§ **Written instruction**
Repeat every line below exactly as it reads.

§ **Rows from a dataset**

╔══

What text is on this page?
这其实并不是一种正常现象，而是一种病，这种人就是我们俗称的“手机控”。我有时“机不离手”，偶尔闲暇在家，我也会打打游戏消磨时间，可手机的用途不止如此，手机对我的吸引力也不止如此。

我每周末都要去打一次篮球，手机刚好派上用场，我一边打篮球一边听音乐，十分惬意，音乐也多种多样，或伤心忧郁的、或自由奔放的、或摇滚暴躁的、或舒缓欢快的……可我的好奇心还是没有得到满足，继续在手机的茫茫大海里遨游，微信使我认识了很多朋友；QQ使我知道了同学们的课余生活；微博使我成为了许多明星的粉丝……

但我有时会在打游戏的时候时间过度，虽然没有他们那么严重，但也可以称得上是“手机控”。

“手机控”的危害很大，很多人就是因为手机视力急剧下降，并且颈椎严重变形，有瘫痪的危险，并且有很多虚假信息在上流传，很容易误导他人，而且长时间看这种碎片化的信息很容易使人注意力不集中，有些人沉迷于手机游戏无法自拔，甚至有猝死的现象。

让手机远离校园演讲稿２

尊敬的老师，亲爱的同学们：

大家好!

╚══

§ **The completed task**
What text is on this page?
这其实并不是一种正常现象，而是一种病，这种人就是我们俗称的“手机控”。我有时“机不离手”，偶尔闲暇在家，我也会打打游戏消磨时间，可手机的用途不止如此，手机对我的吸引力也不止如此。

我每周末都要去打一次篮球，手机刚好派上用场，我一边打篮球一边听音乐，十分惬意，音乐也多种多样，或伤心忧郁的、或自由奔放的、或摇滚暴躁的、或舒缓欢快的……可我的好奇心还是没有得到满足，继续在手机的茫茫大海里遨游，微信使我认识了很多朋友；QQ使我知道了同学们的课余生活；微博使我成为了许多明星的粉丝……

但我有时会在打游戏的时候时间过度，虽然没有他们那么严重，但也可以称得上是“手机控”。

“手机控”的危害很大，很多人就是因为手机视力急剧下降，并且颈椎严重变形，有瘫痪的危险，并且有很多虚假信息在上流传，很容易误导他人，而且长时间看这种碎片化的信息很容易使人注意力不集中，有些人沉迷于手机游戏无法自拔，甚至有猝死的现象。

让手机远离校园演讲稿２

尊敬的老师，亲爱的同学们：

大家好!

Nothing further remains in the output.